■ GIVEN REQUEST
Return each entry exactly, omitting nothing.

[Structured figure records]
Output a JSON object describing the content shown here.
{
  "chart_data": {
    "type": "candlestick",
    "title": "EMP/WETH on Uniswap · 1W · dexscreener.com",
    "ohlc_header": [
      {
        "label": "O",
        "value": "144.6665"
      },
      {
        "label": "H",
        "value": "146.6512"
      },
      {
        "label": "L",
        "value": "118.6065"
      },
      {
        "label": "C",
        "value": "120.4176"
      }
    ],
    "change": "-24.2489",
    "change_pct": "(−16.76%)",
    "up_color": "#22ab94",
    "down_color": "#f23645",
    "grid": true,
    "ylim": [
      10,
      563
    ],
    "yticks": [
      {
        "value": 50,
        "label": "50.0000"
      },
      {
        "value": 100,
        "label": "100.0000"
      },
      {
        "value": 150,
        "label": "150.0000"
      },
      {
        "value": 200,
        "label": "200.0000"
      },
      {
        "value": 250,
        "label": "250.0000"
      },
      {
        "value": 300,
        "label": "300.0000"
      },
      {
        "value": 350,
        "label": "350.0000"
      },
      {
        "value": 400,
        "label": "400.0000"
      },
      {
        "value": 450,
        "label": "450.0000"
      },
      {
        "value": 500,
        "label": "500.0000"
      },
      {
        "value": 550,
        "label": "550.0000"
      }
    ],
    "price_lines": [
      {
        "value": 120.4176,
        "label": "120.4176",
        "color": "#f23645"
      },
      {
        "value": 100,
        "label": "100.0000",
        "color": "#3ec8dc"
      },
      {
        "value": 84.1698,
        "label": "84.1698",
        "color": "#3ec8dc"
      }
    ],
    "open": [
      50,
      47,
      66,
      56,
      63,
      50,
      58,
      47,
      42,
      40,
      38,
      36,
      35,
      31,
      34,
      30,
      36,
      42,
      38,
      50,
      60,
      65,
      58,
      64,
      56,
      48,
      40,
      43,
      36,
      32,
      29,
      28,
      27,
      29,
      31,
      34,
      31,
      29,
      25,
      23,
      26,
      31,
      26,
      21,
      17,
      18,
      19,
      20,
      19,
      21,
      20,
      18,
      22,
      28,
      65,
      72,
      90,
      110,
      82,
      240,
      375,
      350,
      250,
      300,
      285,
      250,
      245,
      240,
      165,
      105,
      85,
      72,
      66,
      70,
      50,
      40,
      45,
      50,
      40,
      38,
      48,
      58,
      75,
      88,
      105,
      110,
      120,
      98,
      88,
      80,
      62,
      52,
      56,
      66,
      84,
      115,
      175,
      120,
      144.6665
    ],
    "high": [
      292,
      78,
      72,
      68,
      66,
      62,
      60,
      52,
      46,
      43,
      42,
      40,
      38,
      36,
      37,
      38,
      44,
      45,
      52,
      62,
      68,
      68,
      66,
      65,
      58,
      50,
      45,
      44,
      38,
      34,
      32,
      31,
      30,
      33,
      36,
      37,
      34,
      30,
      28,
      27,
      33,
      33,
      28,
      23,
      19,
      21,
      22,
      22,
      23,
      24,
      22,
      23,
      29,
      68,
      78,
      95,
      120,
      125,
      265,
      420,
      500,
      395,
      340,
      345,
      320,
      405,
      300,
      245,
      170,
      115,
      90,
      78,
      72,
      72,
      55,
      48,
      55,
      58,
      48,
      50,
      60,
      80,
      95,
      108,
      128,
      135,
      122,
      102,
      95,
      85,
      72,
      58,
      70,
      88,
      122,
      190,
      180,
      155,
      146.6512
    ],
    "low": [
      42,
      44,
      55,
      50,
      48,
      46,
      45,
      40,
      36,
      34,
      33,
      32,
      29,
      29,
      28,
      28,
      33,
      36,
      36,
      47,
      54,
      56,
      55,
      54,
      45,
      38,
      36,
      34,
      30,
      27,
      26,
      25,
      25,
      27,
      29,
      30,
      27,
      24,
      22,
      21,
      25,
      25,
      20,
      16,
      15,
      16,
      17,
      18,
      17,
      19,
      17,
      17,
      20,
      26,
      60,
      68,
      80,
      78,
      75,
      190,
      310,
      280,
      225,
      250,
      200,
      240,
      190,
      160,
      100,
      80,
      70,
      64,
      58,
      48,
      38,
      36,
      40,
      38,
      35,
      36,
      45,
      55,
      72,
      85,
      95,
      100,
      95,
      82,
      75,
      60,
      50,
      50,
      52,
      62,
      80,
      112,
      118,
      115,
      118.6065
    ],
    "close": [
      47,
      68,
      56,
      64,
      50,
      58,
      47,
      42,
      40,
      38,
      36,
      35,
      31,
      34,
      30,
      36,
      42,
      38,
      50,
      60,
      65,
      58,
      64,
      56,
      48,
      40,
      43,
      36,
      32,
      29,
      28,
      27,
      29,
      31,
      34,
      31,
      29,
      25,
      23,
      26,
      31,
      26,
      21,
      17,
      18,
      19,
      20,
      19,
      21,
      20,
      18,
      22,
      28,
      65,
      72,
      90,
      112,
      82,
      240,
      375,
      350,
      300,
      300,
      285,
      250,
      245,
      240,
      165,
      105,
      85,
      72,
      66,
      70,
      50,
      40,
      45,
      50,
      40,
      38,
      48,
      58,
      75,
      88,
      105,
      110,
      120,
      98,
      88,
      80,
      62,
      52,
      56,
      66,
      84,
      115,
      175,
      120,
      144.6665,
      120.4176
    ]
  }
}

■ PROBLEM SOLUTION
Output a JSON object describing the content shown here.
{
  "chart_data": {
    "type": "candlestick",
    "title": "EMP/WETH on Uniswap · 1W · dexscreener.com",
    "ohlc_header": [
      {
        "label": "O",
        "value": "144.6665"
      },
      {
        "label": "H",
        "value": "146.6512"
      },
      {
        "label": "L",
        "value": "118.6065"
      },
      {
        "label": "C",
        "value": "120.4176"
      }
    ],
    "change": "-24.2489",
    "change_pct": "(−16.76%)",
    "up_color": "#22ab94",
    "down_color": "#f23645",
    "grid": true,
    "ylim": [
      10,
      563
    ],
    "yticks": [
      {
        "value": 50,
        "label": "50.0000"
      },
      {
        "value": 100,
        "label": "100.0000"
      },
      {
        "value": 150,
        "label": "150.0000"
      },
      {
        "value": 200,
        "label": "200.0000"
      },
      {
        "value": 250,
        "label": "250.0000"
      },
      {
        "value": 300,
        "label": "300.0000"
      },
      {
        "value": 350,
        "label": "350.0000"
      },
      {
        "value": 400,
        "label": "400.0000"
      },
      {
        "value": 450,
        "label": "450.0000"
      },
      {
        "value": 500,
        "label": "500.0000"
      },
      {
        "value": 550,
        "label": "550.0000"
      }
    ],
    "price_lines": [
      {
        "value": 120.4176,
        "label": "120.4176",
        "color": "#f23645"
      },
      {
        "value": 100,
        "label": "100.0000",
        "color": "#3ec8dc"
      },
      {
        "value": 84.1698,
        "label": "84.1698",
        "color": "#3ec8dc"
      }
    ],
    "open": [
      50,
      47,
      66,
      56,
      63,
      50,
      58,
      47,
      42,
      40,
      38,
      36,
      35,
      31,
      34,
      30,
      36,
      42,
      38,
      50,
      60,
      65,
      58,
      64,
      56,
      48,
      40,
      43,
      36,
      32,
      29,
      28,
      27,
      29,
      31,
      34,
      31,
      29,
      25,
      23,
      26,
      31,
      26,
      21,
      17,
      18,
      19,
      20,
      19,
      21,
      20,
      18,
      22,
      28,
      65,
      72,
      90,
      110,
      82,
      240,
      375,
      350,
      250,
      300,
      285,
      250,
      245,
      240,
      165,
      105,
      85,
      72,
      66,
      70,
      50,
      40,
      45,
      50,
      40,
      38,
      48,
      58,
      75,
      88,
      105,
      110,
      120,
      98,
      88,
      80,
      62,
      52,
      56,
      66,
      84,
      115,
      175,
      120,
      144.6665
    ],
    "high": [
      292,
      78,
      72,
      68,
      66,
      62,
      60,
      52,
      46,
      43,
      42,
      40,
      38,
      36,
      37,
      38,
      44,
      45,
      52,
      62,
      68,
      68,
      66,
      65,
      58,
      50,
      45,
      44,
      38,
      34,
      32,
      31,
      30,
      33,
      36,
      37,
      34,
      30,
      28,
      27,
      33,
      33,
      28,
      23,
      19,
      21,
      22,
      22,
      23,
      24,
      22,
      23,
      29,
      68,
      78,
      95,
      120,
      125,
      265,
      420,
      500,
      395,
      340,
      345,
      320,
      405,
      300,
      245,
      170,
      115,
      90,
      78,
      72,
      72,
      55,
      48,
      55,
      58,
      48,
      50,
      60,
      80,
      95,
      108,
      128,
      135,
      122,
      102,
      95,
      85,
      72,
      58,
      70,
      88,
      122,
      190,
      180,
      155,
      146.6512
    ],
    "low": [
      42,
      44,
      55,
      50,
      48,
      46,
      45,
      40,
      36,
      34,
      33,
      32,
      29,
      29,
      28,
      28,
      33,
      36,
      36,
      47,
      54,
      56,
      55,
      54,
      45,
      38,
      36,
      34,
      30,
      27,
      26,
      25,
      25,
      27,
      29,
      30,
      27,
      24,
      22,
      21,
      25,
      25,
      20,
      16,
      15,
      16,
      17,
      18,
      17,
      19,
      17,
      17,
      20,
      26,
      60,
      68,
      80,
      78,
      75,
      190,
      310,
      280,
      225,
      250,
      200,
      240,
      190,
      160,
      100,
      80,
      70,
      64,
      58,
      48,
      38,
      36,
      40,
      38,
      35,
      36,
      45,
      55,
      72,
      85,
      95,
      100,
      95,
      82,
      75,
      60,
      50,
      50,
      52,
      62,
      80,
      112,
      118,
      115,
      118.6065
    ],
    "close": [
      47,
      68,
      56,
      64,
      50,
      58,
      47,
      42,
      40,
      38,
      36,
      35,
      31,
      34,
      30,
      36,
      42,
      38,
      50,
      60,
      65,
      58,
      64,
      56,
      48,
      40,
      43,
      36,
      32,
      29,
      28,
      27,
      29,
      31,
      34,
      31,
      29,
      25,
      23,
      26,
      31,
      26,
      21,
      17,
      18,
      19,
      20,
      19,
      21,
      20,
      18,
      22,
      28,
      65,
      72,
      90,
      112,
      82,
      240,
      375,
      350,
      300,
      300,
      285,
      250,
      245,
      240,
      165,
      105,
      85,
      72,
      66,
      70,
      50,
      40,
      45,
      50,
      40,
      38,
      48,
      58,
      75,
      88,
      105,
      110,
      120,
      98,
      88,
      80,
      62,
      52,
      56,
      66,
      84,
      115,
      175,
      120,
      144.6665,
      120.4176
    ]
  }
}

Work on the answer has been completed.